Task brief:
Count how many lines mention the word "company". Write that number alone.

Records contained in a dataset
———
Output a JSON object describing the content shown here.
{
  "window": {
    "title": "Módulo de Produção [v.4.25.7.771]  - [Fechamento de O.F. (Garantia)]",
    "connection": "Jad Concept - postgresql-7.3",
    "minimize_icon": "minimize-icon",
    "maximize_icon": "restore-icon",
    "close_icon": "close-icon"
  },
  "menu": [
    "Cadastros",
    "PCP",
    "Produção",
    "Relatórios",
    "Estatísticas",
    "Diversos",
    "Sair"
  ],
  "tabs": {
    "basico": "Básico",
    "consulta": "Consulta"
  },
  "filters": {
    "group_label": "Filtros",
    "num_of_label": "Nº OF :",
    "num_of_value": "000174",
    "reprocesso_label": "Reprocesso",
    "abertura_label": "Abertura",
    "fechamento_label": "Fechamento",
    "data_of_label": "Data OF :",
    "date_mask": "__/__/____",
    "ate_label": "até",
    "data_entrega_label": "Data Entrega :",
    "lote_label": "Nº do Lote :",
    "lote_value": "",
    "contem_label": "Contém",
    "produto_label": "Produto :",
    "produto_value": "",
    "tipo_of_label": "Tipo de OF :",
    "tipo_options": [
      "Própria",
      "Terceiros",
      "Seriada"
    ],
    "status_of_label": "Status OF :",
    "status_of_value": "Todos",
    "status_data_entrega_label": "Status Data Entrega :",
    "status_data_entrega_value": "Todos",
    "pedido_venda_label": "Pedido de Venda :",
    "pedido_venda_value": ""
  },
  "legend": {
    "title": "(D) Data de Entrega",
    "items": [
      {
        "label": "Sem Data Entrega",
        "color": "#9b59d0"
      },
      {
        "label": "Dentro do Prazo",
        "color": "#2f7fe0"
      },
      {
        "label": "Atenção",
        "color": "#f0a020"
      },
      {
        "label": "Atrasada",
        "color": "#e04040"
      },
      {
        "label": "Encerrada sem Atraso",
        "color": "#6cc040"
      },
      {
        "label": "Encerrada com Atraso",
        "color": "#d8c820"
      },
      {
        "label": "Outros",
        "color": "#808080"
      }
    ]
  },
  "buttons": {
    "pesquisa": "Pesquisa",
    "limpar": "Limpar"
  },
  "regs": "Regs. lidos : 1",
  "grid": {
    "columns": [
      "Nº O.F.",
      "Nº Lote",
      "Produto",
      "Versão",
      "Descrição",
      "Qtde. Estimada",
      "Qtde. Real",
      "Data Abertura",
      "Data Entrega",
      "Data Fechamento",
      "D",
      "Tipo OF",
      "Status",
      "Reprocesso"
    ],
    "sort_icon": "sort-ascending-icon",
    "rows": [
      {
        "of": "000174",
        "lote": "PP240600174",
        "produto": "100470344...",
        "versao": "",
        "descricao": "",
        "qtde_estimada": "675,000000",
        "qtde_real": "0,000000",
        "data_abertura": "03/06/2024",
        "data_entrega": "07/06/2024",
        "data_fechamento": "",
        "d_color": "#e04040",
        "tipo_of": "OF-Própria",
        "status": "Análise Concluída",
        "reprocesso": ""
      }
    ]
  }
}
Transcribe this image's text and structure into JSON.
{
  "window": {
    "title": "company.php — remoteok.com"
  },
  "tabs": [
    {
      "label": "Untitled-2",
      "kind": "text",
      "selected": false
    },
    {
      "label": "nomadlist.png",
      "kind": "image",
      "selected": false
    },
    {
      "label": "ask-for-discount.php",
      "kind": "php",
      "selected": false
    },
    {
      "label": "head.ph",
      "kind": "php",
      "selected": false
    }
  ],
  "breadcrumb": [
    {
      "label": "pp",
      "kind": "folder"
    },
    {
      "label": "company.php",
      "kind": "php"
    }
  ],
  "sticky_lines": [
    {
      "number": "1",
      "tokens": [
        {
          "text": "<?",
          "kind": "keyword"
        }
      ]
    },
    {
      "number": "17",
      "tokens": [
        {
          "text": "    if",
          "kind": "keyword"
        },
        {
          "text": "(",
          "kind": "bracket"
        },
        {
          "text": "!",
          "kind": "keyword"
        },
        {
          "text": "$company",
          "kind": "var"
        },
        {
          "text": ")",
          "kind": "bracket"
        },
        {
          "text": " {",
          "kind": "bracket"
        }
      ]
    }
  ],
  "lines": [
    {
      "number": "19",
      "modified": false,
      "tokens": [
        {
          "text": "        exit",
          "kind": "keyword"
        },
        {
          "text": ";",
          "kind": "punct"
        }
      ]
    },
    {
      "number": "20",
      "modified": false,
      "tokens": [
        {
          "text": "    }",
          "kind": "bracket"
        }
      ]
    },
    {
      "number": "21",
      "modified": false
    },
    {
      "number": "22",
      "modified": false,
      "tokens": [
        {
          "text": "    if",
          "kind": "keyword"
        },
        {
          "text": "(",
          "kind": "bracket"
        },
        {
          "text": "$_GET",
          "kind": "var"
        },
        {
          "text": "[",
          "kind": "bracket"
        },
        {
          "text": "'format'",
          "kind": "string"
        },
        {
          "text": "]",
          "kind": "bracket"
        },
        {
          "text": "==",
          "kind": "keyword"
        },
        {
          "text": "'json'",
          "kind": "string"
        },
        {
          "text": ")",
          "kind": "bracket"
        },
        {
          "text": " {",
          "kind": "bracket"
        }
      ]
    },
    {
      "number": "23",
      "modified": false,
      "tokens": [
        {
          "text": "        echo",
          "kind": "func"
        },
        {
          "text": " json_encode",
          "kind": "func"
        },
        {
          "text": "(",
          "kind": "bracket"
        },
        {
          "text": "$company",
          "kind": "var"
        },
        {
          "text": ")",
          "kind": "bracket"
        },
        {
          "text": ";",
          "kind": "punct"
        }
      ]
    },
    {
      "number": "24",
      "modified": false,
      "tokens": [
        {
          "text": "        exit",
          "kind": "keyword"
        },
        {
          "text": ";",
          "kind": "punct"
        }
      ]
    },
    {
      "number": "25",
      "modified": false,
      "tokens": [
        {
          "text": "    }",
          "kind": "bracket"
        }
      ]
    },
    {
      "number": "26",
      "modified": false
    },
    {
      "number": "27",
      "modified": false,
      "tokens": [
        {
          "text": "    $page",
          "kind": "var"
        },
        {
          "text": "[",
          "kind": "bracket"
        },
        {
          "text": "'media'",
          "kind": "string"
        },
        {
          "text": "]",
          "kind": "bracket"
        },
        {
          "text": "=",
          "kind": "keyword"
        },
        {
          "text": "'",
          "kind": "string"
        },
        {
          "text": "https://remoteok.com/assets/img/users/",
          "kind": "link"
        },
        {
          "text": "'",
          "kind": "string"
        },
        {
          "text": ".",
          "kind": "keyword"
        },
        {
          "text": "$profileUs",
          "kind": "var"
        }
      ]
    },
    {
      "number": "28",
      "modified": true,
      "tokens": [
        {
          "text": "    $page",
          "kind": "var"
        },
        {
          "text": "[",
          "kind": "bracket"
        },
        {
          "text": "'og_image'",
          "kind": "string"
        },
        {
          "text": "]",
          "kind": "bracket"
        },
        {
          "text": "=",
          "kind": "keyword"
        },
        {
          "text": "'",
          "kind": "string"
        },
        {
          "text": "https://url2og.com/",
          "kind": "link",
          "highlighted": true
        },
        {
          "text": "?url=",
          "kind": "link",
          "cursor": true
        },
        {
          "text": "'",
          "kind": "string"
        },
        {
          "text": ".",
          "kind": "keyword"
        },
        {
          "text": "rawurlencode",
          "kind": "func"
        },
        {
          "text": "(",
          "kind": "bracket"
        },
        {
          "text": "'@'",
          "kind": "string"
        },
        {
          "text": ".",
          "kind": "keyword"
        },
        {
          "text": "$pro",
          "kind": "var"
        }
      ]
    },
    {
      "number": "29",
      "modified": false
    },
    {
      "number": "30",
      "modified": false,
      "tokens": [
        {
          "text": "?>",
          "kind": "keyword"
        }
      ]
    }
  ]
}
———
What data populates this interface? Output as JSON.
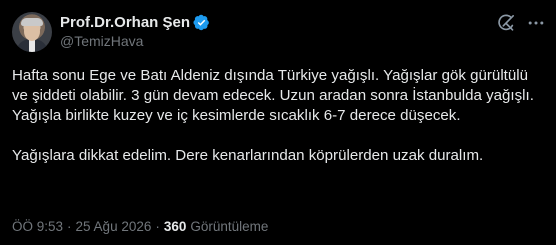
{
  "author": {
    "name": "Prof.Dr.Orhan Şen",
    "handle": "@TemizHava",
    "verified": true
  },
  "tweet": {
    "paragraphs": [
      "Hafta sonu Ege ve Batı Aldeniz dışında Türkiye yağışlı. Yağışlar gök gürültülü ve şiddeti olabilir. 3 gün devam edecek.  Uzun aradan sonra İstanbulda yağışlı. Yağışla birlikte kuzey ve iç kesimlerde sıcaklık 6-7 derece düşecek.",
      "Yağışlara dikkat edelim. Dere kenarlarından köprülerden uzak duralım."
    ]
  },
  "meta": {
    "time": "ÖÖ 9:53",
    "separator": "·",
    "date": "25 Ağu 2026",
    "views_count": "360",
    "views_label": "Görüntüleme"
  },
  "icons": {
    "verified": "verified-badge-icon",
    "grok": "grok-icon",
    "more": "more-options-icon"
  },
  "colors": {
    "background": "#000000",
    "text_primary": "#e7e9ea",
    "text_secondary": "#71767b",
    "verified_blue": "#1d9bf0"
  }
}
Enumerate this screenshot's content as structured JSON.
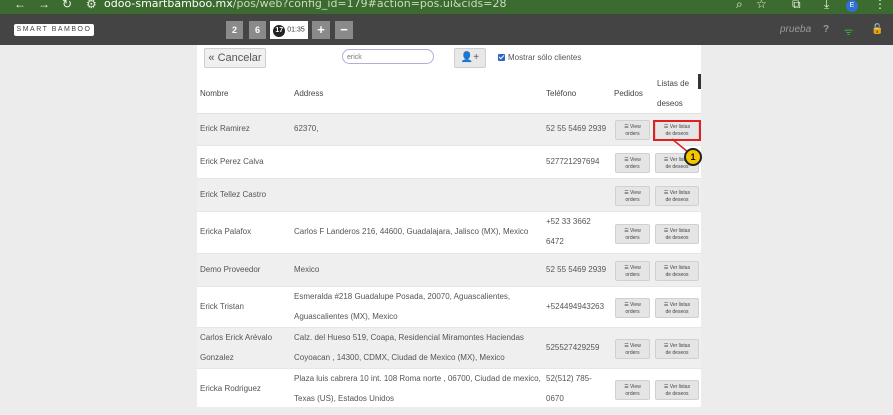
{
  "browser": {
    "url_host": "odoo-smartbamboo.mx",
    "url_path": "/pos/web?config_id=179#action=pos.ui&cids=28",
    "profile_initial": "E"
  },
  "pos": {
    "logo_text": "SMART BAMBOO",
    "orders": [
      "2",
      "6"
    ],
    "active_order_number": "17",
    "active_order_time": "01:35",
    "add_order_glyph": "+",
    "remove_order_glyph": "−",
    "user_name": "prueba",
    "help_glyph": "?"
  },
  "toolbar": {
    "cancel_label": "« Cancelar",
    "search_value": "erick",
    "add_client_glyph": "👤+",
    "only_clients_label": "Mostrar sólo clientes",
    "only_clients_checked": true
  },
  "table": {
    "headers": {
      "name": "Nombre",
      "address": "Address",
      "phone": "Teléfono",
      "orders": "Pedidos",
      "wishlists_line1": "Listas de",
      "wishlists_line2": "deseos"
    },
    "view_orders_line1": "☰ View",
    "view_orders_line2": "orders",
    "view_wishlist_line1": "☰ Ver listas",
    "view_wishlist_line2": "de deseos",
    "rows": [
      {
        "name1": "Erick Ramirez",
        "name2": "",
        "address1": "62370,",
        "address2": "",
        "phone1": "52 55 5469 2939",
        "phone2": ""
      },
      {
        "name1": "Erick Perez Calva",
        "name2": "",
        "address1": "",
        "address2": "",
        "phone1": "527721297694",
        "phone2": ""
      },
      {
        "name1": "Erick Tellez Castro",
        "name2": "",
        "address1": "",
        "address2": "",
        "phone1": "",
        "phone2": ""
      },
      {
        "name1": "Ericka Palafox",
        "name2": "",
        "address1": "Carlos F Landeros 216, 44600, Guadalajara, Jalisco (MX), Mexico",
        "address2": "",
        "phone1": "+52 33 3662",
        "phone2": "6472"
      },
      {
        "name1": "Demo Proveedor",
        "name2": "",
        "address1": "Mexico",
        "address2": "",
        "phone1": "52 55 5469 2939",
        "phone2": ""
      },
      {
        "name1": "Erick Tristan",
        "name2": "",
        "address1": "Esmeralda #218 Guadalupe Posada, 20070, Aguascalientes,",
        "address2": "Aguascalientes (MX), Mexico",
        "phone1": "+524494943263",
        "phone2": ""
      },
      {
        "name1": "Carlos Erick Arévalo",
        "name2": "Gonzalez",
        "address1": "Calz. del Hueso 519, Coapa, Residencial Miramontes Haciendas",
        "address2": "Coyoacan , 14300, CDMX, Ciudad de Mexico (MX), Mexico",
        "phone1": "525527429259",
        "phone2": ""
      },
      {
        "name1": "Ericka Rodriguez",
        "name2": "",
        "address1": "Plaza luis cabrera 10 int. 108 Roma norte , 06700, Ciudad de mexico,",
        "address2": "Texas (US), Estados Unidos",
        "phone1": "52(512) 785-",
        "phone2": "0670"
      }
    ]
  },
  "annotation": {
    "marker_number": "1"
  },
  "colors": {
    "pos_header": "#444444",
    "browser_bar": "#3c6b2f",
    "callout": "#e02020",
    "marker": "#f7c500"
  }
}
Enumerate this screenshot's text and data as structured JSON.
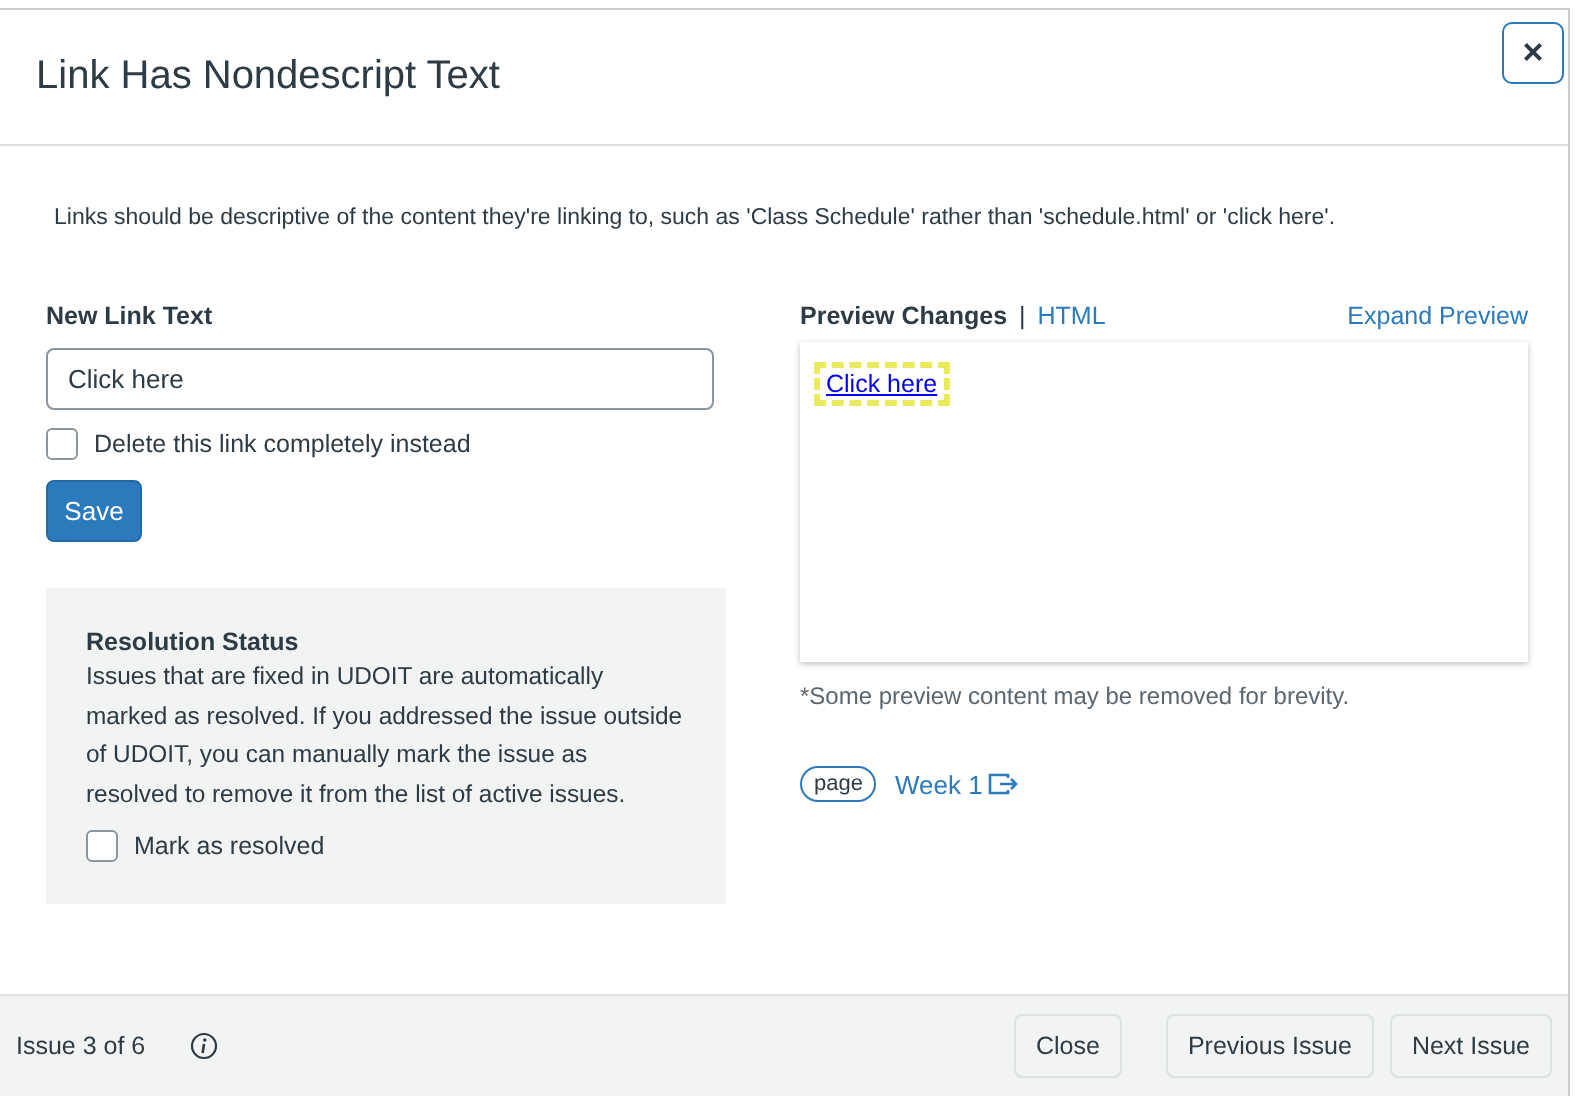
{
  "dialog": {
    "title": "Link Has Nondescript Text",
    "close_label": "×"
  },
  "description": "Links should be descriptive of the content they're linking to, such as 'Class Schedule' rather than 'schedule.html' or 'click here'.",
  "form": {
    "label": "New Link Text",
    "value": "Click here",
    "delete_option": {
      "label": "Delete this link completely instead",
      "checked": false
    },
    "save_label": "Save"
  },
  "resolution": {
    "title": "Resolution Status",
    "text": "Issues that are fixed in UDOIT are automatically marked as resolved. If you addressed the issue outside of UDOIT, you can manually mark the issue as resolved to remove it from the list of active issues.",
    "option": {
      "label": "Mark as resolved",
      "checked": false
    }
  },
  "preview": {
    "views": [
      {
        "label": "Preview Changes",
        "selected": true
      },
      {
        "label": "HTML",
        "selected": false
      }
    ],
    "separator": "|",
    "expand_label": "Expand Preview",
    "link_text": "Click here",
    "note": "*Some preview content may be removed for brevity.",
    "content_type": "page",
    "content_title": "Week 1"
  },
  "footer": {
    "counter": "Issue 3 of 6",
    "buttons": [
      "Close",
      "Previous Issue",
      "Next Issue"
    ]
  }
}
———
Answer to this problem:
4